** Start Data entries **

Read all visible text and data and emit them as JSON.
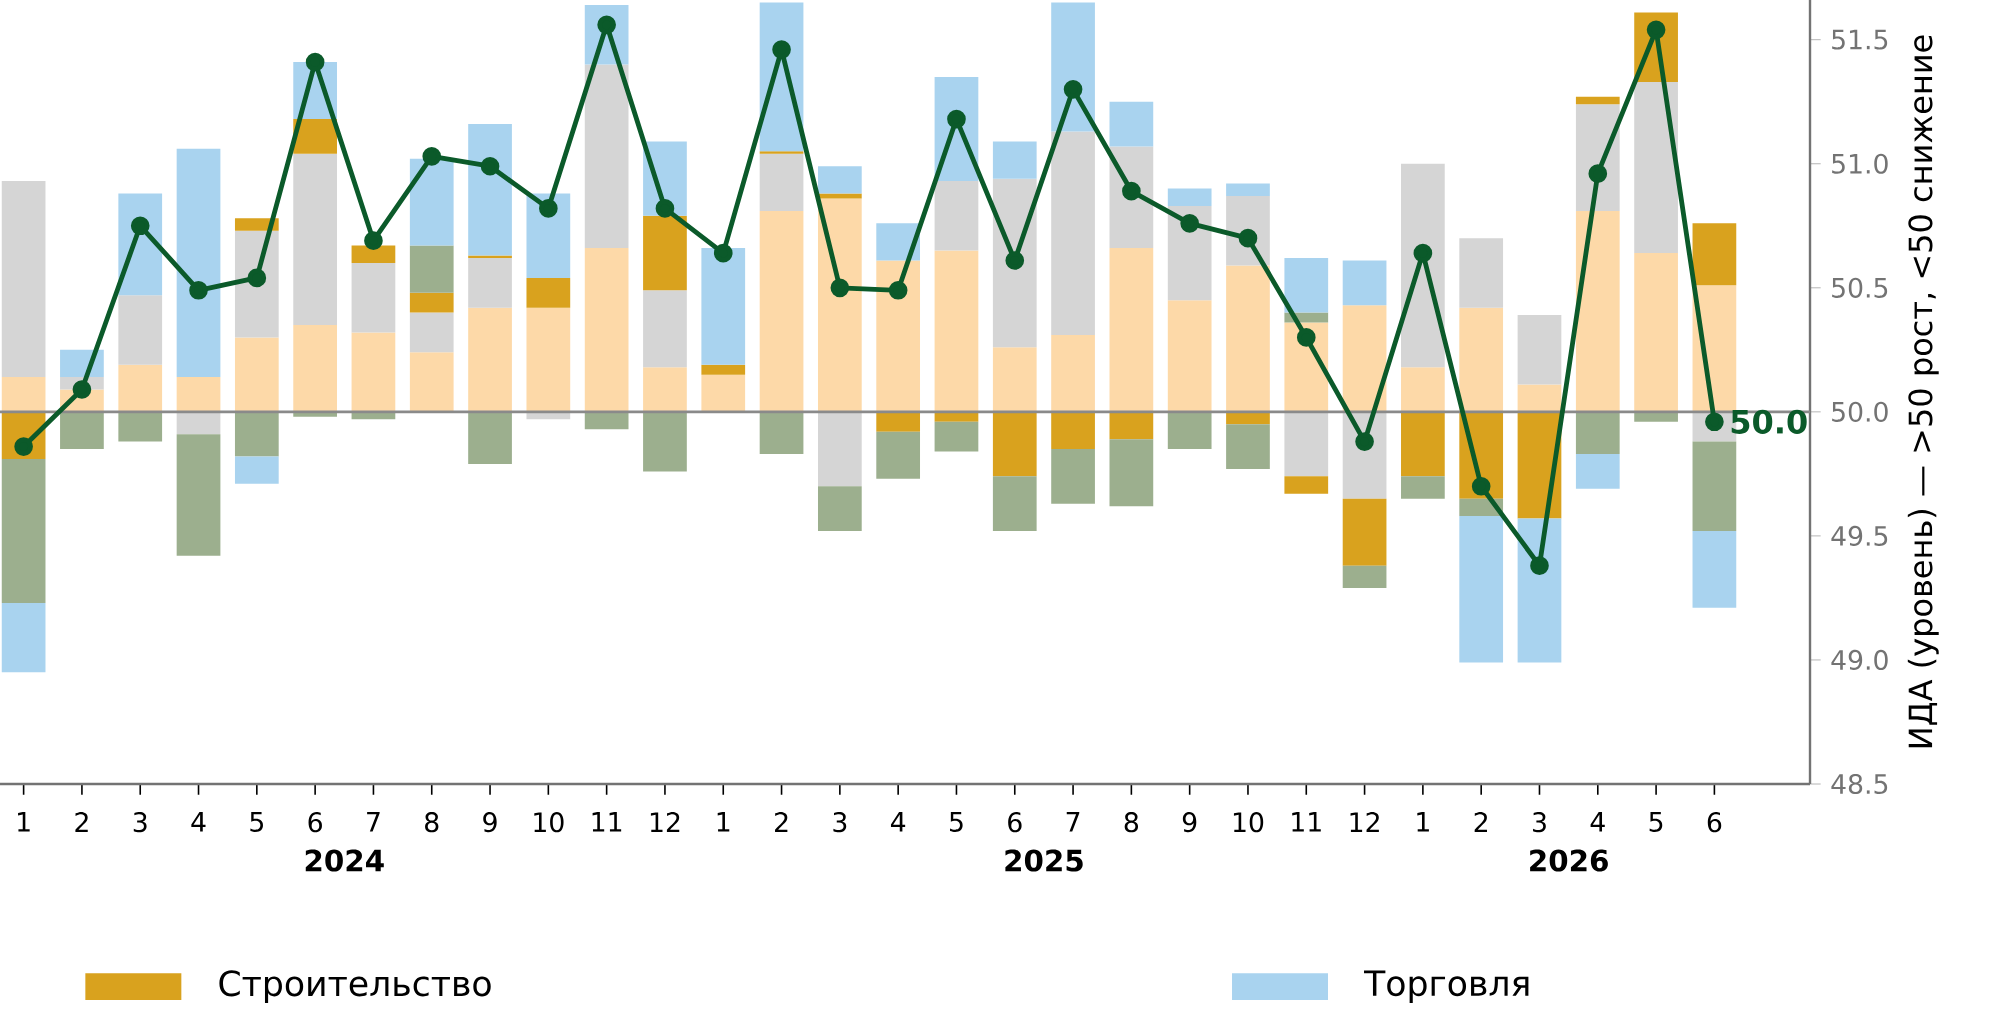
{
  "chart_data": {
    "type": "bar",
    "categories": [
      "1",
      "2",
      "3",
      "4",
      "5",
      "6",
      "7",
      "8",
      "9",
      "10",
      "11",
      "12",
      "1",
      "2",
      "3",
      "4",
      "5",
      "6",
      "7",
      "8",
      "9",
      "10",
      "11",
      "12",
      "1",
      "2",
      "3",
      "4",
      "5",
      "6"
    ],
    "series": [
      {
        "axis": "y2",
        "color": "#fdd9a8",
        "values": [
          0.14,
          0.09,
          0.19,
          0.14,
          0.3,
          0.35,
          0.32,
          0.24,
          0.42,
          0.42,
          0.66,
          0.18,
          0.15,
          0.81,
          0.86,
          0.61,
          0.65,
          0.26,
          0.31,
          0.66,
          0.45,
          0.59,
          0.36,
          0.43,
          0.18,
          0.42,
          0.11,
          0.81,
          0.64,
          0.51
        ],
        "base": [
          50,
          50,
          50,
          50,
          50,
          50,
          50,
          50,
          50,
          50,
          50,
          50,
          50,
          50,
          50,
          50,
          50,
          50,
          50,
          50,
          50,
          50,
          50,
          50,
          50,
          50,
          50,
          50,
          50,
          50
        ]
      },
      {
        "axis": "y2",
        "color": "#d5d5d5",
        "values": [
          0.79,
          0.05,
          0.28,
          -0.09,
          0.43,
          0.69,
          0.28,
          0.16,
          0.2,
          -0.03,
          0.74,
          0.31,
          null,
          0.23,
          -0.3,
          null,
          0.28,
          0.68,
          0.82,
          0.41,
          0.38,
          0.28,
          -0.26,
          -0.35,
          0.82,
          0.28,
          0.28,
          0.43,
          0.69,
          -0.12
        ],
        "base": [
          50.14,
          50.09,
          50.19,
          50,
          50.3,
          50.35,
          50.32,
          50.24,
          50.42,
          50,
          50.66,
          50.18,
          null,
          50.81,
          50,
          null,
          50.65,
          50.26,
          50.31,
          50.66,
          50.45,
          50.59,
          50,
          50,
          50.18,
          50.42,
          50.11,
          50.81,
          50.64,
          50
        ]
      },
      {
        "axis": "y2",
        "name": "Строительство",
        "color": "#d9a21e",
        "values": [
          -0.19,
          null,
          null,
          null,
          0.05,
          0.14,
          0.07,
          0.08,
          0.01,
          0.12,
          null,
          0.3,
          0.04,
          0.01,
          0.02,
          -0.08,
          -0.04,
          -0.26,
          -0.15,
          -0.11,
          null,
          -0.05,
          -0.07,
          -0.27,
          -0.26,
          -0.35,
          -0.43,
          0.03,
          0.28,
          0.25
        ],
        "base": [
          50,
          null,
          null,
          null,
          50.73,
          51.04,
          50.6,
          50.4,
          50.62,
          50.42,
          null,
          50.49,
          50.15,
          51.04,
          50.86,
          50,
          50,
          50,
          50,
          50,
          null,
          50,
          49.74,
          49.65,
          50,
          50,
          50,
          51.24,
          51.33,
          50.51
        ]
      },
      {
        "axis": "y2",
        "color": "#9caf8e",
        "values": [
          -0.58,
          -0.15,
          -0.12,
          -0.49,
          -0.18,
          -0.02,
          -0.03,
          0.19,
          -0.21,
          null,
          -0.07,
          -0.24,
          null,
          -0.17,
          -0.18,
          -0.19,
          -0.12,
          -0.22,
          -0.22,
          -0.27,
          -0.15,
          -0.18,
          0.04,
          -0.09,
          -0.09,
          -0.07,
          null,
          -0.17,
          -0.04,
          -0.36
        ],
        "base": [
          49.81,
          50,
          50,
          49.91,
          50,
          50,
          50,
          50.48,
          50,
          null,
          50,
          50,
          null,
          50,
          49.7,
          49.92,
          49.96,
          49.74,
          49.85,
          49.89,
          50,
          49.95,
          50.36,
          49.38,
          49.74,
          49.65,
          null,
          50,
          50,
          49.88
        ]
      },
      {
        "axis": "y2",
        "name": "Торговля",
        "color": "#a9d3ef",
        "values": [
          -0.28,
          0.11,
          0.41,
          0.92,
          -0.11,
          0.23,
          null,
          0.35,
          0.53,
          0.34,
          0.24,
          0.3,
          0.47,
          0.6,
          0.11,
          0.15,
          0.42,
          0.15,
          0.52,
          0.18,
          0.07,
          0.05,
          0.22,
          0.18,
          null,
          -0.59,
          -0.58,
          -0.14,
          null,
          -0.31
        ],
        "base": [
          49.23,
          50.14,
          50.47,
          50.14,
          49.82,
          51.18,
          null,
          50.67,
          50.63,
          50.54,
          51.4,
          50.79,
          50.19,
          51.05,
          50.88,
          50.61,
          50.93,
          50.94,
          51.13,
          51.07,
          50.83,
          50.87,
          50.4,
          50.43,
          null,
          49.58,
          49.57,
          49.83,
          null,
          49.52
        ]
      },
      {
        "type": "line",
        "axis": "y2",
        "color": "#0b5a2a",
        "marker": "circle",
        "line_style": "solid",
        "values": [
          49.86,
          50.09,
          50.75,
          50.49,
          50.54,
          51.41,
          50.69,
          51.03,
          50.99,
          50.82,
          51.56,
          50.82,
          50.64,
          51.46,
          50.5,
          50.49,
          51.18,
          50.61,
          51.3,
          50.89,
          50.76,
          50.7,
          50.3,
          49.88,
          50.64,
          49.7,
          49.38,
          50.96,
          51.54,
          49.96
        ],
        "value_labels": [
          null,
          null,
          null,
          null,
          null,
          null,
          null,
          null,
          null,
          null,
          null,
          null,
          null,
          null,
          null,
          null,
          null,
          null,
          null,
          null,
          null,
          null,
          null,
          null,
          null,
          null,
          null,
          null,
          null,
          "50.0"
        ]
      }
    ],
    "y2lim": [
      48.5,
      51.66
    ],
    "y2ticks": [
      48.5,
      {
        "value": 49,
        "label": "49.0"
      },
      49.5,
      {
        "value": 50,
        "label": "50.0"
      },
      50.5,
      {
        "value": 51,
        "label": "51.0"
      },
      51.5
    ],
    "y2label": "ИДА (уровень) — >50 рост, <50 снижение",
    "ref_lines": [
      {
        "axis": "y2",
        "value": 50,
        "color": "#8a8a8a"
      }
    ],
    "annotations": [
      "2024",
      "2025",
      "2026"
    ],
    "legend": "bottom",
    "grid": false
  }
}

** End Data entries **

> _Task details_
Give an exact reproduction of every line, leaving out any picture.

> _Complete answer_
Read all visible text and data and emit them as JSON.
{
  "chart_data": {
    "type": "bar",
    "categories": [
      "1",
      "2",
      "3",
      "4",
      "5",
      "6",
      "7",
      "8",
      "9",
      "10",
      "11",
      "12",
      "1",
      "2",
      "3",
      "4",
      "5",
      "6",
      "7",
      "8",
      "9",
      "10",
      "11",
      "12",
      "1",
      "2",
      "3",
      "4",
      "5",
      "6"
    ],
    "series": [
      {
        "axis": "y2",
        "color": "#fdd9a8",
        "values": [
          0.14,
          0.09,
          0.19,
          0.14,
          0.3,
          0.35,
          0.32,
          0.24,
          0.42,
          0.42,
          0.66,
          0.18,
          0.15,
          0.81,
          0.86,
          0.61,
          0.65,
          0.26,
          0.31,
          0.66,
          0.45,
          0.59,
          0.36,
          0.43,
          0.18,
          0.42,
          0.11,
          0.81,
          0.64,
          0.51
        ],
        "base": [
          50,
          50,
          50,
          50,
          50,
          50,
          50,
          50,
          50,
          50,
          50,
          50,
          50,
          50,
          50,
          50,
          50,
          50,
          50,
          50,
          50,
          50,
          50,
          50,
          50,
          50,
          50,
          50,
          50,
          50
        ]
      },
      {
        "axis": "y2",
        "color": "#d5d5d5",
        "values": [
          0.79,
          0.05,
          0.28,
          -0.09,
          0.43,
          0.69,
          0.28,
          0.16,
          0.2,
          -0.03,
          0.74,
          0.31,
          null,
          0.23,
          -0.3,
          null,
          0.28,
          0.68,
          0.82,
          0.41,
          0.38,
          0.28,
          -0.26,
          -0.35,
          0.82,
          0.28,
          0.28,
          0.43,
          0.69,
          -0.12
        ],
        "base": [
          50.14,
          50.09,
          50.19,
          50,
          50.3,
          50.35,
          50.32,
          50.24,
          50.42,
          50,
          50.66,
          50.18,
          null,
          50.81,
          50,
          null,
          50.65,
          50.26,
          50.31,
          50.66,
          50.45,
          50.59,
          50,
          50,
          50.18,
          50.42,
          50.11,
          50.81,
          50.64,
          50
        ]
      },
      {
        "axis": "y2",
        "name": "Строительство",
        "color": "#d9a21e",
        "values": [
          -0.19,
          null,
          null,
          null,
          0.05,
          0.14,
          0.07,
          0.08,
          0.01,
          0.12,
          null,
          0.3,
          0.04,
          0.01,
          0.02,
          -0.08,
          -0.04,
          -0.26,
          -0.15,
          -0.11,
          null,
          -0.05,
          -0.07,
          -0.27,
          -0.26,
          -0.35,
          -0.43,
          0.03,
          0.28,
          0.25
        ],
        "base": [
          50,
          null,
          null,
          null,
          50.73,
          51.04,
          50.6,
          50.4,
          50.62,
          50.42,
          null,
          50.49,
          50.15,
          51.04,
          50.86,
          50,
          50,
          50,
          50,
          50,
          null,
          50,
          49.74,
          49.65,
          50,
          50,
          50,
          51.24,
          51.33,
          50.51
        ]
      },
      {
        "axis": "y2",
        "color": "#9caf8e",
        "values": [
          -0.58,
          -0.15,
          -0.12,
          -0.49,
          -0.18,
          -0.02,
          -0.03,
          0.19,
          -0.21,
          null,
          -0.07,
          -0.24,
          null,
          -0.17,
          -0.18,
          -0.19,
          -0.12,
          -0.22,
          -0.22,
          -0.27,
          -0.15,
          -0.18,
          0.04,
          -0.09,
          -0.09,
          -0.07,
          null,
          -0.17,
          -0.04,
          -0.36
        ],
        "base": [
          49.81,
          50,
          50,
          49.91,
          50,
          50,
          50,
          50.48,
          50,
          null,
          50,
          50,
          null,
          50,
          49.7,
          49.92,
          49.96,
          49.74,
          49.85,
          49.89,
          50,
          49.95,
          50.36,
          49.38,
          49.74,
          49.65,
          null,
          50,
          50,
          49.88
        ]
      },
      {
        "axis": "y2",
        "name": "Торговля",
        "color": "#a9d3ef",
        "values": [
          -0.28,
          0.11,
          0.41,
          0.92,
          -0.11,
          0.23,
          null,
          0.35,
          0.53,
          0.34,
          0.24,
          0.3,
          0.47,
          0.6,
          0.11,
          0.15,
          0.42,
          0.15,
          0.52,
          0.18,
          0.07,
          0.05,
          0.22,
          0.18,
          null,
          -0.59,
          -0.58,
          -0.14,
          null,
          -0.31
        ],
        "base": [
          49.23,
          50.14,
          50.47,
          50.14,
          49.82,
          51.18,
          null,
          50.67,
          50.63,
          50.54,
          51.4,
          50.79,
          50.19,
          51.05,
          50.88,
          50.61,
          50.93,
          50.94,
          51.13,
          51.07,
          50.83,
          50.87,
          50.4,
          50.43,
          null,
          49.58,
          49.57,
          49.83,
          null,
          49.52
        ]
      },
      {
        "type": "line",
        "axis": "y2",
        "color": "#0b5a2a",
        "marker": "circle",
        "line_style": "solid",
        "values": [
          49.86,
          50.09,
          50.75,
          50.49,
          50.54,
          51.41,
          50.69,
          51.03,
          50.99,
          50.82,
          51.56,
          50.82,
          50.64,
          51.46,
          50.5,
          50.49,
          51.18,
          50.61,
          51.3,
          50.89,
          50.76,
          50.7,
          50.3,
          49.88,
          50.64,
          49.7,
          49.38,
          50.96,
          51.54,
          49.96
        ],
        "value_labels": [
          null,
          null,
          null,
          null,
          null,
          null,
          null,
          null,
          null,
          null,
          null,
          null,
          null,
          null,
          null,
          null,
          null,
          null,
          null,
          null,
          null,
          null,
          null,
          null,
          null,
          null,
          null,
          null,
          null,
          "50.0"
        ]
      }
    ],
    "y2lim": [
      48.5,
      51.66
    ],
    "y2ticks": [
      48.5,
      {
        "value": 49,
        "label": "49.0"
      },
      49.5,
      {
        "value": 50,
        "label": "50.0"
      },
      50.5,
      {
        "value": 51,
        "label": "51.0"
      },
      51.5
    ],
    "y2label": "ИДА (уровень) — >50 рост, <50 снижение",
    "ref_lines": [
      {
        "axis": "y2",
        "value": 50,
        "color": "#8a8a8a"
      }
    ],
    "annotations": [
      "2024",
      "2025",
      "2026"
    ],
    "legend": "bottom",
    "grid": false
  }
}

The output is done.